Short problem: Look for "Scaled" in the listing below. Gather each line that contains it.

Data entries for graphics
•••••
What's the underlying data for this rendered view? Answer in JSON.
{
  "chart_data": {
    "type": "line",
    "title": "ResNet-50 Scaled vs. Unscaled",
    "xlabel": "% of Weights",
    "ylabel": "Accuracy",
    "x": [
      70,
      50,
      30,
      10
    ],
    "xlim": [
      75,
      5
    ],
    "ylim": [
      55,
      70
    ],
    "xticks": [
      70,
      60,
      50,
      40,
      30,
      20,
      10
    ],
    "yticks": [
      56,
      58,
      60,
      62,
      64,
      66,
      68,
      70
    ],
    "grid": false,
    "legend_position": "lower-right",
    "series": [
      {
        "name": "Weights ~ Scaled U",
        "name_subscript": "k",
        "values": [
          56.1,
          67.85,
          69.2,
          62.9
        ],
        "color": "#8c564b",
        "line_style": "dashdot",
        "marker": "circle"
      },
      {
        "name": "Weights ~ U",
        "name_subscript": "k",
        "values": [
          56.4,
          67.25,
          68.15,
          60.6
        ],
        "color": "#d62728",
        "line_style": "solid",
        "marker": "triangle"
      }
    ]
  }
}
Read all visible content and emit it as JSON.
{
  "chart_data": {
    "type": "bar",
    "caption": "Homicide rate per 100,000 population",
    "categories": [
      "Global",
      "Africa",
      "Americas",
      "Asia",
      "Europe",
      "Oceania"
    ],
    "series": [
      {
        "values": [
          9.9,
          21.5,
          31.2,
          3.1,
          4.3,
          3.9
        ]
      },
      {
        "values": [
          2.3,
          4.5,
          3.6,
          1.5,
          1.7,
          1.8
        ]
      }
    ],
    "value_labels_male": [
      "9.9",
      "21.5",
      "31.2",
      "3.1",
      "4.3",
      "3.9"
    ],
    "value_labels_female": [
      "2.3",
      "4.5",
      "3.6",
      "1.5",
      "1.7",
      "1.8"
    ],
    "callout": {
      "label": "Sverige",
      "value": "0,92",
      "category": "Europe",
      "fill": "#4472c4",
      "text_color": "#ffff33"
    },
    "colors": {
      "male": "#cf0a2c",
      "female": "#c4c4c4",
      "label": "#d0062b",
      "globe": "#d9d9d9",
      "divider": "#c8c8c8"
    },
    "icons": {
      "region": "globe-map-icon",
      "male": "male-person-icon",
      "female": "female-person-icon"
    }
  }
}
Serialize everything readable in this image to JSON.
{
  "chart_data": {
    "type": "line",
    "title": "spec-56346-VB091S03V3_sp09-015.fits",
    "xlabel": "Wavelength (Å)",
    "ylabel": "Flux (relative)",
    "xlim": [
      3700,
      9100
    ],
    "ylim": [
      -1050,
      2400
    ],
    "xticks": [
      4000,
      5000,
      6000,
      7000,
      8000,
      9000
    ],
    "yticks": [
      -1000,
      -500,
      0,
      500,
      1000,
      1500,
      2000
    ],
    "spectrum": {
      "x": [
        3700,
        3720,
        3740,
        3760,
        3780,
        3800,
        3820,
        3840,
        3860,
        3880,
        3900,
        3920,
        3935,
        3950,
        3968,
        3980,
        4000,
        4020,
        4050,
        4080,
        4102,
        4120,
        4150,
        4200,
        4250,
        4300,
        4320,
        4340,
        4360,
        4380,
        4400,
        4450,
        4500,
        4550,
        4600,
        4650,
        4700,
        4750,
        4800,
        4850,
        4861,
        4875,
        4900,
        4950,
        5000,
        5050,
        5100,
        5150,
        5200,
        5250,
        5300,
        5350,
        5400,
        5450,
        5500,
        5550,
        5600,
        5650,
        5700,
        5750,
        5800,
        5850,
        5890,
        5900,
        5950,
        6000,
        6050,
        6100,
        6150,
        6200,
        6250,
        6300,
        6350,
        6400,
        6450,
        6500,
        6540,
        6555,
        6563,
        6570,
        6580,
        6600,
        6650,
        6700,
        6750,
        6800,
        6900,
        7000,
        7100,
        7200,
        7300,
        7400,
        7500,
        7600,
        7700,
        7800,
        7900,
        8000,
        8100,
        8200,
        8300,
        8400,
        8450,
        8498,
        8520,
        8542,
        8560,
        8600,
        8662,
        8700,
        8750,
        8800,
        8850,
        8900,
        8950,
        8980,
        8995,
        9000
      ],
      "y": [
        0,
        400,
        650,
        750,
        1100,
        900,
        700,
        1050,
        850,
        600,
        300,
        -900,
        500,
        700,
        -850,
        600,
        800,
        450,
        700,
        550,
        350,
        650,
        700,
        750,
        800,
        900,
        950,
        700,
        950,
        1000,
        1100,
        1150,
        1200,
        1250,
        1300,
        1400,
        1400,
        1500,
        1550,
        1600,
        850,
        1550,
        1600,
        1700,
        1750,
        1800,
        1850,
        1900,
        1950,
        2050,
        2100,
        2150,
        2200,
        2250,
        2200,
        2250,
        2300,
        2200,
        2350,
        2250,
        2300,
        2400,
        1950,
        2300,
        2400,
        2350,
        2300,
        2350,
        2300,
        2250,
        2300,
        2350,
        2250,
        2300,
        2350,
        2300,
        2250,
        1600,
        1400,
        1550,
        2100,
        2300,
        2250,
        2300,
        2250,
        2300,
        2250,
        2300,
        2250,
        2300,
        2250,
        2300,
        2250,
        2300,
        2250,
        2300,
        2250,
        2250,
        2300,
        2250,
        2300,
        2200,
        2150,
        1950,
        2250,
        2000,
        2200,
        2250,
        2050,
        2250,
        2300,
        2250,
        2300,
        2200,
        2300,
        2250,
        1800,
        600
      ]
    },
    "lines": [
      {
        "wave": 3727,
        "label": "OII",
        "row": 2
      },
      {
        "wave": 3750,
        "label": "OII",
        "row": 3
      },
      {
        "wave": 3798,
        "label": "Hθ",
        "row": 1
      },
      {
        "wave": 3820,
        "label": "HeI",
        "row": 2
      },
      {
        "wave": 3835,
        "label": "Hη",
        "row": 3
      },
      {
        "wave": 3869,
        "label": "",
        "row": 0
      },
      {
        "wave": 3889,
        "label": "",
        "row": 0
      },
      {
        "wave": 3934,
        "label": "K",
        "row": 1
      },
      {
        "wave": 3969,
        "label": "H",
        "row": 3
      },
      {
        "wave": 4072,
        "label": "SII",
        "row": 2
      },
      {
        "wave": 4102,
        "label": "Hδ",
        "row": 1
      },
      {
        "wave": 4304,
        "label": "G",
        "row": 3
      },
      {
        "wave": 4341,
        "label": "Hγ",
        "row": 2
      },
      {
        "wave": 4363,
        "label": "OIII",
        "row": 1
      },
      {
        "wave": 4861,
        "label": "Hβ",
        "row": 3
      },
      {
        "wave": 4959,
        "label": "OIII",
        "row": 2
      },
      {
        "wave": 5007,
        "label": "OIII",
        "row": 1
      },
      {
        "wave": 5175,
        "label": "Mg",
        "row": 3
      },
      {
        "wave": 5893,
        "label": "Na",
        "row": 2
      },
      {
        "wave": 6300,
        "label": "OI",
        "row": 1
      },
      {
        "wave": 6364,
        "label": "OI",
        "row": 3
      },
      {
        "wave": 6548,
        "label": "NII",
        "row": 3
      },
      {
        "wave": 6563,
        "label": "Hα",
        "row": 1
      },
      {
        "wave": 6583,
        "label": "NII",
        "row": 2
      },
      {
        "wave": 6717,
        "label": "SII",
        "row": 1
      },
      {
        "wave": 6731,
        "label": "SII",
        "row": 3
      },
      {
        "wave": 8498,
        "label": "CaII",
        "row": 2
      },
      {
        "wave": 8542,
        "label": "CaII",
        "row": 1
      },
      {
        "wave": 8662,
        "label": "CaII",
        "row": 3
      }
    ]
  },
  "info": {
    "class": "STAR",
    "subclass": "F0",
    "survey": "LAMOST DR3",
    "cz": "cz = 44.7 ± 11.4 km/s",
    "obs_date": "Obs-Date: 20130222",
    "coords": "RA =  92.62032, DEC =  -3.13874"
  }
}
•••••
Finished task:
    "title": "ResNet-50 Scaled vs. Unscaled",
        "name": "Weights ~ Scaled U",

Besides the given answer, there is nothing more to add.